• **OBJETIVO 1**
Reproduce sin cambios las líneas del listado, desde su comienzo hasta la línea que contiene "top-method-divider — [388, 40, 390, 90]", ambas incluidas.

• **TEXTO FUENTE**
____________________

En 1946 vio la luz La Habana de Velázquez, volumen considerado como el mayor aporte realizado por el paleógrafo español Jenaro Artiles en el campo de la historiografía habanera. Es un libro que plantea aspectos sobre la fecha y el lugar de la fundación de la villa de San Cristóbal de La Habana, cuestiones aún sin aclarar.
La conferencia referida a la fundación y sucesivos traslados de la villa de San Cristóbal, ampliada por su autor, Jenaro Artiles, sirvió de base a este texto que constituye un aporte útil a los historiadores.

«Acerca de su emplazamiento fundacional y los primeros tiempos corresponde incluir la obra de Jenaro Artiles titulada La Habana de Velázquez (...) que intenta con éxito situar los dos "pueblos viejos" que preceden a la ciudad portuaria actual, 1514 a 1519».

Julio Le Riverend. La Habana. Espacio y vida. (1992)


Si algo le sobra a San Cristóbal de La Habana en sus casi cinco siglos de existencia, es poseer una exuberante y fecunda tradición de estudios históricos. Entre un sinnúmero de textos que van desde los trabajos pioneros de Arrate, Urrutia, Valdés y Morell de Santa Cruz, pasando por las obras clásicas de José María de la Torre y Pedro José Guiteras en el siglo XIX, hasta las importantes contribuciones modernas y contemporáneas de Manuel Pérez Beato, Irene Aloha Wrigt, Francisco González del Valle, Emilio Roig de Leuchsenring, Julio Le Riverend y Eusebio Leal Spengler, no puede dejar de mencionarse el nombre y la obra de Jenaro Artiles.
Como es conocido, el canario Jenaro Artiles, destacado paleógrafo, bibliógrafo y archivero, era además un hombre de ideas republicanas, lo que explica su llegada a Cuba en 1939, como tantos otros emigrados de la gran diáspora que generó la guerra civil española. En La Habana tomó contacto de inmediato con lo más progresista de la intelectualidad cubana, dictó conferencias en la Institución Hispano Cubana de Cultura presidida por Fernando Ortiz, e impartió clases de biblioteconomía, contando entre sus alumnos a figuras de la talla de Lydia Cabrera, Fermín Peraza, María Teresa Freyre y Emilio Roig de Leuchsenring.1
Fue precisamente el Dr. Roig de Leuchsenring, quien en ese momento estaba inmerso en una amplia y fecunda labor de promoción cultural y de rescate de la historia patria, el que invitó a Jenaro Artiles a colaborar con la obra de la Oficina del Historiador, destacándose el intelectual canario como bibliotecario, paleógrafo, conferencista e investigador. Fruto de esta labor fueron sus estudios sobre los primeros tiempos de la colonia cubana y específicamente de La Habana, pues el dominio que tenía de la paleografía le posibilitó explotar con eficiencia y confiabilidad las fuentes primarias más antiguas de la historia habanera.
El aporte mayor realizado por Artiles en el campo de la historiografía habanera, fue un pequeño volumen que vio la luz en 1946 bajo el sello de los Cuadernos de Historia Habanera (No. 31) y que su autor tituló, paradójicamente, La Habana de Velázquez. Digo paradójicamente, pues él mismo afirma que el conquistador Diego Velázquez nunca había estado en La Habana, ni participó en sus actos fundacionales, pero el título obedeció, en mi opinión, a un ardid mnemotécnico para ubicar al lector en el tiempo del relato, es decir, en los inicios de la conquista y colonización de la Isla.

____________________

• **OBJETIVO 2**
Indica si cada afirmación coincide con el texto sobre Jenaro Artiles y responde sí o no, citando literalmente las palabras del texto que lo deciden. (a) Artiles llegó a Cuba en 1939. (b) Diego Velázquez participó en los actos fundacionales de La Habana. (c) La Habana de Velázquez salió con el número 31 de los Cuadernos de Historia Habanera.

• **EXTRACTO DE DATOS**
____________________

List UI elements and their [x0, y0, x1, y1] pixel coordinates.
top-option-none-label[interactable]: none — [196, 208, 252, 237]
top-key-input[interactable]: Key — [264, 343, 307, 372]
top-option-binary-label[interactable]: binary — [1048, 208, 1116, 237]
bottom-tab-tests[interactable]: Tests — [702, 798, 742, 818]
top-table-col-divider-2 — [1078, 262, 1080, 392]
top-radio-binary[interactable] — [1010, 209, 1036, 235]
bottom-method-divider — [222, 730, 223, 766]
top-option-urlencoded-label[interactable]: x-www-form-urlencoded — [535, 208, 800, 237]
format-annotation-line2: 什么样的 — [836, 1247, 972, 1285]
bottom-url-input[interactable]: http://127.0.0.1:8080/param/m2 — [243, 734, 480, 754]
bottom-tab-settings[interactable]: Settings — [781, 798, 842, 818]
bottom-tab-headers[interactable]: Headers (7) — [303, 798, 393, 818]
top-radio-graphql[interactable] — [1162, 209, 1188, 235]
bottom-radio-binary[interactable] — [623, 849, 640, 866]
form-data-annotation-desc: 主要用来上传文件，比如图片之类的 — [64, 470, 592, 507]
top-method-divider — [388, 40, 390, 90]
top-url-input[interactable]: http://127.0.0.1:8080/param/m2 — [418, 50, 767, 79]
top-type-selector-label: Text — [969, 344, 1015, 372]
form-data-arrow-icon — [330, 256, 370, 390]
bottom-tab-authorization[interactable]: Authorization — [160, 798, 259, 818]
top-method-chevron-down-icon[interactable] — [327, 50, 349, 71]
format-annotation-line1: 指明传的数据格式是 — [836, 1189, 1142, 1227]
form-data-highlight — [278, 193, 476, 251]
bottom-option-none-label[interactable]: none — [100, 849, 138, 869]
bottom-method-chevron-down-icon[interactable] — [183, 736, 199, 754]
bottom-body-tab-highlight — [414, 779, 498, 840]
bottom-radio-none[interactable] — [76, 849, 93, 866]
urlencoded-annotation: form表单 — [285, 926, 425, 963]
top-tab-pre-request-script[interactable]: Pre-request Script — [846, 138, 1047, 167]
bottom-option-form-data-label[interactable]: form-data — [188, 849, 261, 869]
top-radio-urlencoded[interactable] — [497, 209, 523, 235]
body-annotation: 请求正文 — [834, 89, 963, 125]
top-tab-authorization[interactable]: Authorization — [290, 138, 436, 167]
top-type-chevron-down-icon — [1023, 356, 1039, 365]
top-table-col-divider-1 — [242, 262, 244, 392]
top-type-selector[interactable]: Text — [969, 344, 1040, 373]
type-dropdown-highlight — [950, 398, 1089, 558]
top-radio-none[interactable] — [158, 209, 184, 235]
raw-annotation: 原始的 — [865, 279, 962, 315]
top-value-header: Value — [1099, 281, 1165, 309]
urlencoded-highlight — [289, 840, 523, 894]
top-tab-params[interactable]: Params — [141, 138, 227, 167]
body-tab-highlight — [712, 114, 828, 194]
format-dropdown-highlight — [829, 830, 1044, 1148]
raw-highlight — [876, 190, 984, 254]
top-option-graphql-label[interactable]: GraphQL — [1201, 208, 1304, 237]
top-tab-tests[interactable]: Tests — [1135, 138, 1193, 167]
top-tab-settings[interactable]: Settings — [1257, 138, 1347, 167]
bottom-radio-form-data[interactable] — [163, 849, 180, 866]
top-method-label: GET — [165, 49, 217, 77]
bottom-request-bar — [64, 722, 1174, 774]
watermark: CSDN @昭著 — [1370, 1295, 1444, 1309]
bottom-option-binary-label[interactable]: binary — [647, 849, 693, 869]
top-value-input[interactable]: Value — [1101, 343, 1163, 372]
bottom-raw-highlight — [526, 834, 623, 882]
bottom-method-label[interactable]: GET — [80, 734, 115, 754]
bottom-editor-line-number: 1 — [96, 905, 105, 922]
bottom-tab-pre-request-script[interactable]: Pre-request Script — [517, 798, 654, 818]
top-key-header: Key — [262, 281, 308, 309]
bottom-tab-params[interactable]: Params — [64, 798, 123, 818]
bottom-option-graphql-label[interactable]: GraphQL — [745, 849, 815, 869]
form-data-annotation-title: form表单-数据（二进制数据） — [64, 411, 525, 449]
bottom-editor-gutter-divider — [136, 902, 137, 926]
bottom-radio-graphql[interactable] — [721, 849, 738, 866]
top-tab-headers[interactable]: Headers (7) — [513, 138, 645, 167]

____________________

• **RESPUESTA 1**
List UI elements and their [x0, y0, x1, y1] pixel coordinates.
top-option-none-label[interactable]: none — [196, 208, 252, 237]
top-key-input[interactable]: Key — [264, 343, 307, 372]
top-option-binary-label[interactable]: binary — [1048, 208, 1116, 237]
bottom-tab-tests[interactable]: Tests — [702, 798, 742, 818]
top-table-col-divider-2 — [1078, 262, 1080, 392]
top-radio-binary[interactable] — [1010, 209, 1036, 235]
bottom-method-divider — [222, 730, 223, 766]
top-option-urlencoded-label[interactable]: x-www-form-urlencoded — [535, 208, 800, 237]
format-annotation-line2: 什么样的 — [836, 1247, 972, 1285]
bottom-url-input[interactable]: http://127.0.0.1:8080/param/m2 — [243, 734, 480, 754]
bottom-tab-settings[interactable]: Settings — [781, 798, 842, 818]
bottom-tab-headers[interactable]: Headers (7) — [303, 798, 393, 818]
top-radio-graphql[interactable] — [1162, 209, 1188, 235]
bottom-radio-binary[interactable] — [623, 849, 640, 866]
form-data-annotation-desc: 主要用来上传文件，比如图片之类的 — [64, 470, 592, 507]
top-method-divider — [388, 40, 390, 90]

• **RESPUESTA 2**
(a) Sí: «lo que explica su llegada a Cuba en 1939»
(b) No: «el conquistador Diego Velázquez nunca había estado en La Habana, ni participó en sus actos fundacionales»
(c) Sí: «bajo el sello de los Cuadernos de Historia Habanera (No. 31)»